*The request*.
Output every line of the data exactly as it appears.

*Exercise materials*.
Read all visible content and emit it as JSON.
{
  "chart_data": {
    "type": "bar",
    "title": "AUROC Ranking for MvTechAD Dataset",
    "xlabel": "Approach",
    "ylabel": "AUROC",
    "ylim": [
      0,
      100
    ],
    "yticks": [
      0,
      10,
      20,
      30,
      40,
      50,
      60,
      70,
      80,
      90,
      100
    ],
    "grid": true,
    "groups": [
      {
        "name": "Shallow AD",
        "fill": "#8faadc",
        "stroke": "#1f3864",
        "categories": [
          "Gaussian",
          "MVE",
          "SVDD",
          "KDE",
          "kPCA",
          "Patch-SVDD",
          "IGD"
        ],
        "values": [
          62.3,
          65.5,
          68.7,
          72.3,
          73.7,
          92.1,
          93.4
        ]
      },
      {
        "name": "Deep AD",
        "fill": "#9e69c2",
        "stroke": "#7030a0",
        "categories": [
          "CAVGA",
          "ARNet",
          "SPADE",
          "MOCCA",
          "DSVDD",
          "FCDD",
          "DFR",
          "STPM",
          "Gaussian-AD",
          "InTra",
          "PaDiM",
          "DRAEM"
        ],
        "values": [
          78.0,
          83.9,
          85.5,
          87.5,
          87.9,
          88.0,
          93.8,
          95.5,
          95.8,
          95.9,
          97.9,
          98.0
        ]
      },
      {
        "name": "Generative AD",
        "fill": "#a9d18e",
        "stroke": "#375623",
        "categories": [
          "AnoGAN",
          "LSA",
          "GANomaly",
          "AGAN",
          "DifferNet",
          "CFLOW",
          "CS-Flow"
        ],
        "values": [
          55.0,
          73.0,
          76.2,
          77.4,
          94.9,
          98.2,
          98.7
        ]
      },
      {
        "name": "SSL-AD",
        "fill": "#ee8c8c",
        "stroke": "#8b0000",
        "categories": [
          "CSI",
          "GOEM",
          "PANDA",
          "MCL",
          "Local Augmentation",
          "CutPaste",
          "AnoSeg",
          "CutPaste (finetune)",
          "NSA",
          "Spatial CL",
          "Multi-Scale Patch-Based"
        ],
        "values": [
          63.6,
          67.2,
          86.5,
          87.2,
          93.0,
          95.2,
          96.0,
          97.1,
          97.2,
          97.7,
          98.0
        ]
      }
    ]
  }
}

*Written solution*.
Read all visible content and emit it as JSON.
{
  "chart_data": {
    "type": "bar",
    "title": "AUROC Ranking for MvTechAD Dataset",
    "xlabel": "Approach",
    "ylabel": "AUROC",
    "ylim": [
      0,
      100
    ],
    "yticks": [
      0,
      10,
      20,
      30,
      40,
      50,
      60,
      70,
      80,
      90,
      100
    ],
    "grid": true,
    "groups": [
      {
        "name": "Shallow AD",
        "fill": "#8faadc",
        "stroke": "#1f3864",
        "categories": [
          "Gaussian",
          "MVE",
          "SVDD",
          "KDE",
          "kPCA",
          "Patch-SVDD",
          "IGD"
        ],
        "values": [
          62.3,
          65.5,
          68.7,
          72.3,
          73.7,
          92.1,
          93.4
        ]
      },
      {
        "name": "Deep AD",
        "fill": "#9e69c2",
        "stroke": "#7030a0",
        "categories": [
          "CAVGA",
          "ARNet",
          "SPADE",
          "MOCCA",
          "DSVDD",
          "FCDD",
          "DFR",
          "STPM",
          "Gaussian-AD",
          "InTra",
          "PaDiM",
          "DRAEM"
        ],
        "values": [
          78.0,
          83.9,
          85.5,
          87.5,
          87.9,
          88.0,
          93.8,
          95.5,
          95.8,
          95.9,
          97.9,
          98.0
        ]
      },
      {
        "name": "Generative AD",
        "fill": "#a9d18e",
        "stroke": "#375623",
        "categories": [
          "AnoGAN",
          "LSA",
          "GANomaly",
          "AGAN",
          "DifferNet",
          "CFLOW",
          "CS-Flow"
        ],
        "values": [
          55.0,
          73.0,
          76.2,
          77.4,
          94.9,
          98.2,
          98.7
        ]
      },
      {
        "name": "SSL-AD",
        "fill": "#ee8c8c",
        "stroke": "#8b0000",
        "categories": [
          "CSI",
          "GOEM",
          "PANDA",
          "MCL",
          "Local Augmentation",
          "CutPaste",
          "AnoSeg",
          "CutPaste (finetune)",
          "NSA",
          "Spatial CL",
          "Multi-Scale Patch-Based"
        ],
        "values": [
          63.6,
          67.2,
          86.5,
          87.2,
          93.0,
          95.2,
          96.0,
          97.1,
          97.2,
          97.7,
          98.0
        ]
      }
    ]
  }
}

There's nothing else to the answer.